::: Information provided :::
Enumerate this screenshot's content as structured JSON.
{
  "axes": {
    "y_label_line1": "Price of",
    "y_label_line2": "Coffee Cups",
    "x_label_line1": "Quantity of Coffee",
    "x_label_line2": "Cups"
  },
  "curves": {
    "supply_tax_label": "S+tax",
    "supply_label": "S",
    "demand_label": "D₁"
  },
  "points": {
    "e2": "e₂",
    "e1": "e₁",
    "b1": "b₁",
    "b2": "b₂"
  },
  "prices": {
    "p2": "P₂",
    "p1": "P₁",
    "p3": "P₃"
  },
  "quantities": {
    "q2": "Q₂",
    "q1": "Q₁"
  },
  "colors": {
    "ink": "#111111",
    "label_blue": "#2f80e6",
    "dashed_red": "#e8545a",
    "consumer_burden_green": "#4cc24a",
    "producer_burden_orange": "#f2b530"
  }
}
:::
■ Instructions to follow:
Pick out the lines containing the word "Cups" and show them.

■ Solution to this problem:
    "y_label_line2": "Coffee Cups",
    "x_label_line2": "Cups"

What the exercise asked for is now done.